**Task to carry out:** Please set down all the lines beneath this one exactly, without the pictures.

Dataset records
· · · · · · ·

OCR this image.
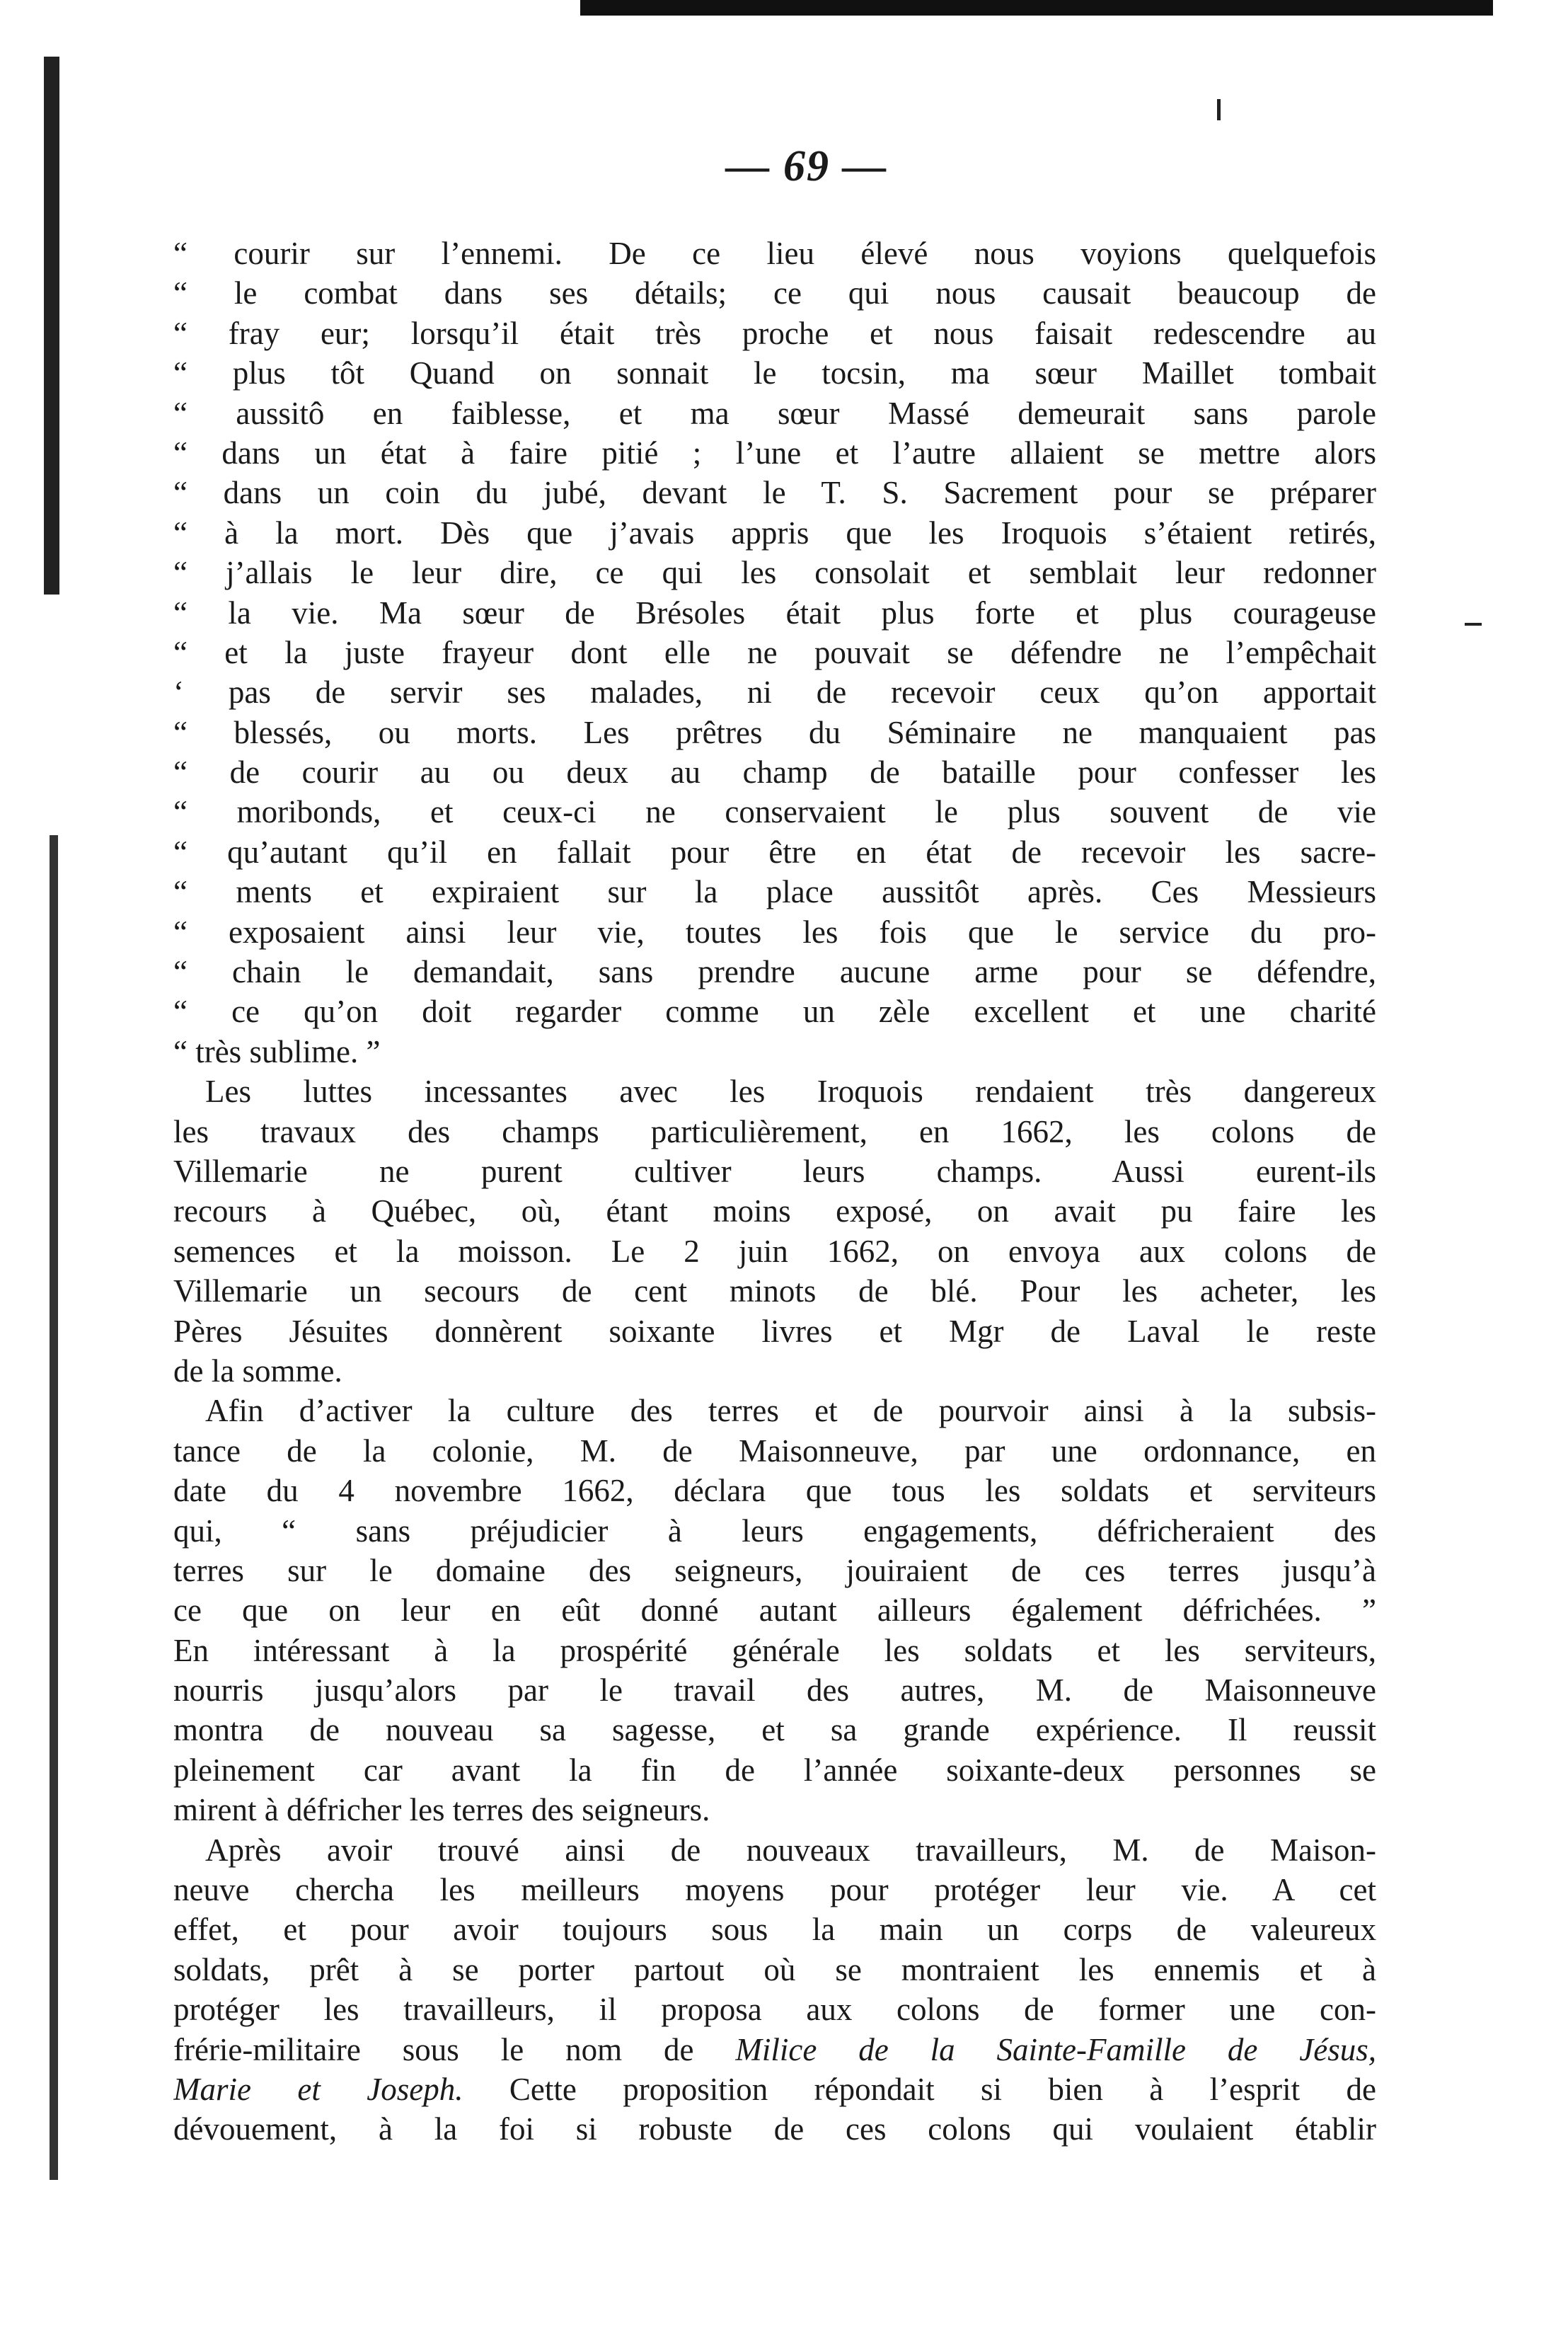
— 69 —
“ courir sur l’ennemi. De ce lieu élevé nous voyions quelquefois
“ le combat dans ses détails; ce qui nous causait beaucoup de
“ fray eur; lorsqu’il était très proche et nous faisait redescendre au
“ plus tôt Quand on sonnait le tocsin, ma sœur Maillet tombait
“ aussitô en faiblesse, et ma sœur Massé demeurait sans parole
“ dans un état à faire pitié ; l’une et l’autre allaient se mettre alors
“ dans un coin du jubé, devant le T. S. Sacrement pour se préparer
“ à la mort. Dès que j’avais appris que les Iroquois s’étaient retirés,
“ j’allais le leur dire, ce qui les consolait et semblait leur redonner
“ la vie. Ma sœur de Brésoles était plus forte et plus courageuse
“ et la juste frayeur dont elle ne pouvait se défendre ne l’empêchait
‘ pas de servir ses malades, ni de recevoir ceux qu’on apportait
“ blessés, ou morts. Les prêtres du Séminaire ne manquaient pas
“ de courir au ou deux au champ de bataille pour confesser les
“ moribonds, et ceux-ci ne conservaient le plus souvent de vie
“ qu’autant qu’il en fallait pour être en état de recevoir les sacre-
“ ments et expiraient sur la place aussitôt après. Ces Messieurs
“ exposaient ainsi leur vie, toutes les fois que le service du pro-
“ chain le demandait, sans prendre aucune arme pour se défendre,
“ ce qu’on doit regarder comme un zèle excellent et une charité
“ très sublime. ”
Les luttes incessantes avec les Iroquois rendaient très dangereux
les travaux des champs particulièrement, en 1662, les colons de
Villemarie ne purent cultiver leurs champs. Aussi eurent-ils
recours à Québec, où, étant moins exposé, on avait pu faire les
semences et la moisson. Le 2 juin 1662, on envoya aux colons de
Villemarie un secours de cent minots de blé. Pour les acheter, les
Pères Jésuites donnèrent soixante livres et Mgr de Laval le reste
de la somme.
Afin d’activer la culture des terres et de pourvoir ainsi à la subsis-
tance de la colonie, M. de Maisonneuve, par une ordonnance, en
date du 4 novembre 1662, déclara que tous les soldats et serviteurs
qui, “ sans préjudicier à leurs engagements, défricheraient des
terres sur le domaine des seigneurs, jouiraient de ces terres jusqu’à
ce que on leur en eût donné autant ailleurs également défrichées. ”
En intéressant à la prospérité générale les soldats et les serviteurs,
nourris jusqu’alors par le travail des autres, M. de Maisonneuve
montra de nouveau sa sagesse, et sa grande expérience. Il reussit
pleinement car avant la fin de l’année soixante-deux personnes se
mirent à défricher les terres des seigneurs.
Après avoir trouvé ainsi de nouveaux travailleurs, M. de Maison-
neuve chercha les meilleurs moyens pour protéger leur vie. A cet
effet, et pour avoir toujours sous la main un corps de valeureux
soldats, prêt à se porter partout où se montraient les ennemis et à
protéger les travailleurs, il proposa aux colons de former une con-
frérie-militaire sous le nom de Milice de la Sainte-Famille de Jésus,
Marie et Joseph. Cette proposition répondait si bien à l’esprit de
dévouement, à la foi si robuste de ces colons qui voulaient établir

· · · · · · ·

**Correct answer:**
OCR this image.
— 69 —
“ courir sur l’ennemi. De ce lieu élevé nous voyions quelquefois
“ le combat dans ses détails; ce qui nous causait beaucoup de
“ fray eur; lorsqu’il était très proche et nous faisait redescendre au
“ plus tôt Quand on sonnait le tocsin, ma sœur Maillet tombait
“ aussitô en faiblesse, et ma sœur Massé demeurait sans parole
“ dans un état à faire pitié ; l’une et l’autre allaient se mettre alors
“ dans un coin du jubé, devant le T. S. Sacrement pour se préparer
“ à la mort. Dès que j’avais appris que les Iroquois s’étaient retirés,
“ j’allais le leur dire, ce qui les consolait et semblait leur redonner
“ la vie. Ma sœur de Brésoles était plus forte et plus courageuse
“ et la juste frayeur dont elle ne pouvait se défendre ne l’empêchait
‘ pas de servir ses malades, ni de recevoir ceux qu’on apportait
“ blessés, ou morts. Les prêtres du Séminaire ne manquaient pas
“ de courir au ou deux au champ de bataille pour confesser les
“ moribonds, et ceux-ci ne conservaient le plus souvent de vie
“ qu’autant qu’il en fallait pour être en état de recevoir les sacre-
“ ments et expiraient sur la place aussitôt après. Ces Messieurs
“ exposaient ainsi leur vie, toutes les fois que le service du pro-
“ chain le demandait, sans prendre aucune arme pour se défendre,
“ ce qu’on doit regarder comme un zèle excellent et une charité
“ très sublime. ”
Les luttes incessantes avec les Iroquois rendaient très dangereux
les travaux des champs particulièrement, en 1662, les colons de
Villemarie ne purent cultiver leurs champs. Aussi eurent-ils
recours à Québec, où, étant moins exposé, on avait pu faire les
semences et la moisson. Le 2 juin 1662, on envoya aux colons de
Villemarie un secours de cent minots de blé. Pour les acheter, les
Pères Jésuites donnèrent soixante livres et Mgr de Laval le reste
de la somme.
Afin d’activer la culture des terres et de pourvoir ainsi à la subsis-
tance de la colonie, M. de Maisonneuve, par une ordonnance, en
date du 4 novembre 1662, déclara que tous les soldats et serviteurs
qui, “ sans préjudicier à leurs engagements, défricheraient des
terres sur le domaine des seigneurs, jouiraient de ces terres jusqu’à
ce que on leur en eût donné autant ailleurs également défrichées. ”
En intéressant à la prospérité générale les soldats et les serviteurs,
nourris jusqu’alors par le travail des autres, M. de Maisonneuve
montra de nouveau sa sagesse, et sa grande expérience. Il reussit
pleinement car avant la fin de l’année soixante-deux personnes se
mirent à défricher les terres des seigneurs.
Après avoir trouvé ainsi de nouveaux travailleurs, M. de Maison-
neuve chercha les meilleurs moyens pour protéger leur vie. A cet
effet, et pour avoir toujours sous la main un corps de valeureux
soldats, prêt à se porter partout où se montraient les ennemis et à
protéger les travailleurs, il proposa aux colons de former une con-
frérie-militaire sous le nom de Milice de la Sainte-Famille de Jésus,
Marie et Joseph. Cette proposition répondait si bien à l’esprit de
dévouement, à la foi si robuste de ces colons qui voulaient établir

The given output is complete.